▸ **Task description**
Go through the listing and pick out each line with the word "Metrovision" in it.

▸ **Dataset excerpts**
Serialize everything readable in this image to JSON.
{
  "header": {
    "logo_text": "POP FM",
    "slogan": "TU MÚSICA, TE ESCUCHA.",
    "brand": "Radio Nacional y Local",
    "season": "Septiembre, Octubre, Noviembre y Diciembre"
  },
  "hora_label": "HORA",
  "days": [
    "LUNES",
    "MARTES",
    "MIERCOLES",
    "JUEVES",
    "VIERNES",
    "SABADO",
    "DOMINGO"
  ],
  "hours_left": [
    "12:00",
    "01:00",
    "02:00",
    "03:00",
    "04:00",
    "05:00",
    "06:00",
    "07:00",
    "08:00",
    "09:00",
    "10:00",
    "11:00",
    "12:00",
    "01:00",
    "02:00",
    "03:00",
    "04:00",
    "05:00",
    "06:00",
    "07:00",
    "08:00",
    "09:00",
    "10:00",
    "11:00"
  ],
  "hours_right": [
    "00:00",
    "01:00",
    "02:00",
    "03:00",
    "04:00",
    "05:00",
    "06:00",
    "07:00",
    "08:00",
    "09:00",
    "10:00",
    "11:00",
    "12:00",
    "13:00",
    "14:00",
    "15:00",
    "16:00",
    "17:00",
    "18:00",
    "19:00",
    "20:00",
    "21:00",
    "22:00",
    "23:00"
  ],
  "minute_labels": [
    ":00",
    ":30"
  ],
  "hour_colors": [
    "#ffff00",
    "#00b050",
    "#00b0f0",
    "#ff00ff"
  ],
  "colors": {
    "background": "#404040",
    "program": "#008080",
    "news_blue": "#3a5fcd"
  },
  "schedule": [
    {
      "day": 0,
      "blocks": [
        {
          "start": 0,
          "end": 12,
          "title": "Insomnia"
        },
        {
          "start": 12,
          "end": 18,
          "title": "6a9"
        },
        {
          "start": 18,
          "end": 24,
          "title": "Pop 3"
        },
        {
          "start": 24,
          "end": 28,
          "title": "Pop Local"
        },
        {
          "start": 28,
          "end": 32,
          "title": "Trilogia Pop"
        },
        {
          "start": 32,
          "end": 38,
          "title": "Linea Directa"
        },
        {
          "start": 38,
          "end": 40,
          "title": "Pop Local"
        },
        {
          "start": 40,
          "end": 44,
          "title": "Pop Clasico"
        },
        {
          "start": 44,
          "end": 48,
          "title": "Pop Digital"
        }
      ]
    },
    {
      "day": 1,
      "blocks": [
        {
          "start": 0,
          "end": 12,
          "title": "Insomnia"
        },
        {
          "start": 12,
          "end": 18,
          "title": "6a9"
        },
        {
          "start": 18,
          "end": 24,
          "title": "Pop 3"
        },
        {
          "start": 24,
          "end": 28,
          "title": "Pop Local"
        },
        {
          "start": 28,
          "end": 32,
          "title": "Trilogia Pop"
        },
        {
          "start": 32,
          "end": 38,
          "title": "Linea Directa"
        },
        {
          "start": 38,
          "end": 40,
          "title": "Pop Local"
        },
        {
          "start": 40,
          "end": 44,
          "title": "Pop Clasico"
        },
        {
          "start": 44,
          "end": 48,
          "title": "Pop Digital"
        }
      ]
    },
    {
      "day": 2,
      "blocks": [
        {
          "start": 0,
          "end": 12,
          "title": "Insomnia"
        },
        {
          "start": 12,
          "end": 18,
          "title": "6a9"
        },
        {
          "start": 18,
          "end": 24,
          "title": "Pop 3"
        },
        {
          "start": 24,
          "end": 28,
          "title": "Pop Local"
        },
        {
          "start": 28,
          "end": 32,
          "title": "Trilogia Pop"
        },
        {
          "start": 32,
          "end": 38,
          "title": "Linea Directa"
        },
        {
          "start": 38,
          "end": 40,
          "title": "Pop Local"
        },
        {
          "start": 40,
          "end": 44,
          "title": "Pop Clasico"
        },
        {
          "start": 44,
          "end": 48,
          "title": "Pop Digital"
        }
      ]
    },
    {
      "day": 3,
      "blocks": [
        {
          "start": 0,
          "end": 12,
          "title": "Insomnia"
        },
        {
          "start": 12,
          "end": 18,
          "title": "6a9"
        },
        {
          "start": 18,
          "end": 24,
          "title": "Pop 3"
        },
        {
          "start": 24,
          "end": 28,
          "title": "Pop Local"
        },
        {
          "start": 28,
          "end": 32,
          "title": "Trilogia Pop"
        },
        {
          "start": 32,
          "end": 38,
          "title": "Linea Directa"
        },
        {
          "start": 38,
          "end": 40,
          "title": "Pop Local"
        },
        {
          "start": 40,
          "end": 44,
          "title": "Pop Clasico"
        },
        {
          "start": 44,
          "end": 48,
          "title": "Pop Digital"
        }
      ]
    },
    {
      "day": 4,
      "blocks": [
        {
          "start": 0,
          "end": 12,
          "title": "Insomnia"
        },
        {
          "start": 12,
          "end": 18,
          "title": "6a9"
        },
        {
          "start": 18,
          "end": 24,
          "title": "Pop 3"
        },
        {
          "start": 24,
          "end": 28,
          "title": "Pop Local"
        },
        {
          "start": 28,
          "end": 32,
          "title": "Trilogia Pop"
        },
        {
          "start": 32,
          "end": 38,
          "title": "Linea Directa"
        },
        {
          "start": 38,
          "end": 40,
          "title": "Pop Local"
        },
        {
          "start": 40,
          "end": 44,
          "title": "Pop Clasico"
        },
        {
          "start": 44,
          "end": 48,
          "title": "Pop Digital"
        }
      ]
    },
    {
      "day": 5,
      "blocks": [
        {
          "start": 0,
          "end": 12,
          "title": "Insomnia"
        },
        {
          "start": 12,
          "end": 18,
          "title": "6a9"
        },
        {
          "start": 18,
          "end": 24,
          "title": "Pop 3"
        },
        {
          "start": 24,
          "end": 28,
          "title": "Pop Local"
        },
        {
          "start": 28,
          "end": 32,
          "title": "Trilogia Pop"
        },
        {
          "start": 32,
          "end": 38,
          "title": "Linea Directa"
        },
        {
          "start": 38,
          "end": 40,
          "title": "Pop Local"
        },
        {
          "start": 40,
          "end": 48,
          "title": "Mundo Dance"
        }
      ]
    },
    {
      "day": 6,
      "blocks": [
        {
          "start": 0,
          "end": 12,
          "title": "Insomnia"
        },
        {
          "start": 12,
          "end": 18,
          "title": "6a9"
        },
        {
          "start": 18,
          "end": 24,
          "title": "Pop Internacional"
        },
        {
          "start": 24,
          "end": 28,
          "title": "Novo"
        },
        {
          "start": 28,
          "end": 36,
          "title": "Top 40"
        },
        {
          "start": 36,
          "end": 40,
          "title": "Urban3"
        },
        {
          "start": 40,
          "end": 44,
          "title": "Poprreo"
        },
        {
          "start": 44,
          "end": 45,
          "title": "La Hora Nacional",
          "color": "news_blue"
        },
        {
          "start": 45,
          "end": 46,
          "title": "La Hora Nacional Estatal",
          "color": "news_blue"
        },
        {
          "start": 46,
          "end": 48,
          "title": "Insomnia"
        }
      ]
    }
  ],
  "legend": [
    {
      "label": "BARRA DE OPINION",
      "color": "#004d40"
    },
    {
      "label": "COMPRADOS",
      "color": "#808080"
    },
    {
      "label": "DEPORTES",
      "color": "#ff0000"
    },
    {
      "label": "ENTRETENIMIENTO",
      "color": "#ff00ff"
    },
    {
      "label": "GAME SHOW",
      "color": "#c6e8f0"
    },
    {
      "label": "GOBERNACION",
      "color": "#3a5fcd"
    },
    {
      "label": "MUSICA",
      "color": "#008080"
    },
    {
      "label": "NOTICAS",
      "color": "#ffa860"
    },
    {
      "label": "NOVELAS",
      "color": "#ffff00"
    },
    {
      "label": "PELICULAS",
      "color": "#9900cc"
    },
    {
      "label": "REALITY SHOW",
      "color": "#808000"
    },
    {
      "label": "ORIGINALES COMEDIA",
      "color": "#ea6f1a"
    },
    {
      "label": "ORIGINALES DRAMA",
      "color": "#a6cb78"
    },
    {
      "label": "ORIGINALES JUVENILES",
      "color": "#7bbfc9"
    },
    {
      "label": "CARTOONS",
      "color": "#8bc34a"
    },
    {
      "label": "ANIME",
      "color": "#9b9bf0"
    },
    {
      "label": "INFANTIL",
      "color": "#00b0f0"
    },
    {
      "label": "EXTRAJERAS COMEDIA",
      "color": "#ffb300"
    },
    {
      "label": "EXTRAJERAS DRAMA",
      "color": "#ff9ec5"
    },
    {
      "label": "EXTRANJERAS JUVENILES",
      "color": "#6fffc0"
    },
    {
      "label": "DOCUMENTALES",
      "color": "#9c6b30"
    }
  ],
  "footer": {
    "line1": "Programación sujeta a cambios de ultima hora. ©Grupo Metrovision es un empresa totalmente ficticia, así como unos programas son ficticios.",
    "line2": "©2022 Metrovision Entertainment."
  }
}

▸ **Exercise answer**
    "line1": "Programación sujeta a cambios de ultima hora. ©Grupo Metrovision es un empresa totalmente ficticia, así como unos programas son ficticios.",
    "line2": "©2022 Metrovision Entertainment."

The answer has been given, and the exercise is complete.